▶ _YOUR TASK_: The records below are to be copied word for word, with every picture left out.

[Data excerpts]
* START *

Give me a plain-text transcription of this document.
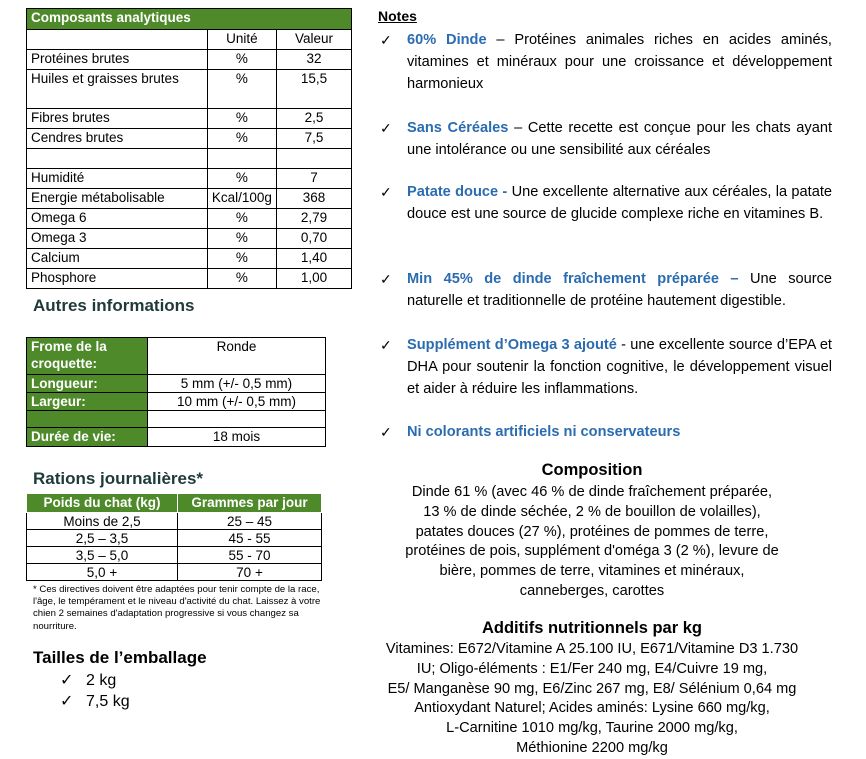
Composants analytiques		
	Unité	Valeur
Protéines brutes	%	32
Huiles et graisses brutes	%	15,5
Fibres brutes	%	2,5
Cendres brutes	%	7,5

Humidité	%	7
Energie métabolisable	Kcal/100g	368
Omega 6	%	2,79
Omega 3	%	0,70
Calcium	%	1,40
Phosphore	%	1,00
Autres informations
Frome de la croquette:	Ronde
Longueur:	5 mm (+/- 0,5 mm)
Largeur:	10 mm (+/- 0,5 mm)

Durée de vie:	18 mois
Rations journalières*
Poids du chat (kg)	Grammes par jour
Moins de 2,5	25 – 45
2,5 – 3,5	45 - 55
3,5 – 5,0	55 - 70
5,0 +	70 +
* Ces directives doivent être adaptées pour tenir compte de la race, l'âge, le tempérament et le niveau d'activité du chat. Laissez à votre chien 2 semaines d'adaptation progressive si vous changez sa nourriture.
Tailles de l’emballage
✓ 2 kg
✓ 7,5 kg
Notes
✓ 60% Dinde – Protéines animales riches en acides aminés, vitamines et minéraux pour une croissance et développement harmonieux
✓ Sans Céréales – Cette recette est conçue pour les chats ayant une intolérance ou une sensibilité aux céréales
✓ Patate douce - Une excellente alternative aux céréales, la patate douce est une source de glucide complexe riche en vitamines B.
✓ Min 45% de dinde fraîchement préparée – Une source naturelle et traditionnelle de protéine hautement digestible.
✓ Supplément d’Omega 3 ajouté - une excellente source d’EPA et DHA pour soutenir la fonction cognitive, le développement visuel et aider à réduire les inflammations.
✓ Ni colorants artificiels ni conservateurs
Composition
Dinde 61 % (avec 46 % de dinde fraîchement préparée,
13 % de dinde séchée, 2 % de bouillon de volailles),
patates douces (27 %), protéines de pommes de terre,
protéines de pois, supplément d'oméga 3 (2 %), levure de
bière, pommes de terre, vitamines et minéraux,
canneberges, carottes
Additifs nutritionnels par kg
Vitamines: E672/Vitamine A 25.100 IU, E671/Vitamine D3 1.730
IU; Oligo-éléments : E1/Fer 240 mg, E4/Cuivre 19 mg,
E5/ Manganèse 90 mg, E6/Zinc 267 mg, E8/ Sélénium 0,64 mg
Antioxydant Naturel; Acides aminés: Lysine 660 mg/kg,
L-Carnitine 1010 mg/kg, Taurine 2000 mg/kg,
Méthionine 2200 mg/kg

* END *

▶ _EXERCISE SOLUTION_:
Give me a plain-text transcription of this document.
Composants analytiques		
	Unité	Valeur
Protéines brutes	%	32
Huiles et graisses brutes	%	15,5
Fibres brutes	%	2,5
Cendres brutes	%	7,5

Humidité	%	7
Energie métabolisable	Kcal/100g	368
Omega 6	%	2,79
Omega 3	%	0,70
Calcium	%	1,40
Phosphore	%	1,00
Autres informations
Frome de la croquette:	Ronde
Longueur:	5 mm (+/- 0,5 mm)
Largeur:	10 mm (+/- 0,5 mm)

Durée de vie:	18 mois
Rations journalières*
Poids du chat (kg)	Grammes par jour
Moins de 2,5	25 – 45
2,5 – 3,5	45 - 55
3,5 – 5,0	55 - 70
5,0 +	70 +
* Ces directives doivent être adaptées pour tenir compte de la race, l'âge, le tempérament et le niveau d'activité du chat. Laissez à votre chien 2 semaines d'adaptation progressive si vous changez sa nourriture.
Tailles de l’emballage
✓ 2 kg
✓ 7,5 kg
Notes
✓ 60% Dinde – Protéines animales riches en acides aminés, vitamines et minéraux pour une croissance et développement harmonieux
✓ Sans Céréales – Cette recette est conçue pour les chats ayant une intolérance ou une sensibilité aux céréales
✓ Patate douce - Une excellente alternative aux céréales, la patate douce est une source de glucide complexe riche en vitamines B.
✓ Min 45% de dinde fraîchement préparée – Une source naturelle et traditionnelle de protéine hautement digestible.
✓ Supplément d’Omega 3 ajouté - une excellente source d’EPA et DHA pour soutenir la fonction cognitive, le développement visuel et aider à réduire les inflammations.
✓ Ni colorants artificiels ni conservateurs
Composition
Dinde 61 % (avec 46 % de dinde fraîchement préparée,
13 % de dinde séchée, 2 % de bouillon de volailles),
patates douces (27 %), protéines de pommes de terre,
protéines de pois, supplément d'oméga 3 (2 %), levure de
bière, pommes de terre, vitamines et minéraux,
canneberges, carottes
Additifs nutritionnels par kg
Vitamines: E672/Vitamine A 25.100 IU, E671/Vitamine D3 1.730
IU; Oligo-éléments : E1/Fer 240 mg, E4/Cuivre 19 mg,
E5/ Manganèse 90 mg, E6/Zinc 267 mg, E8/ Sélénium 0,64 mg
Antioxydant Naturel; Acides aminés: Lysine 660 mg/kg,
L-Carnitine 1010 mg/kg, Taurine 2000 mg/kg,
Méthionine 2200 mg/kg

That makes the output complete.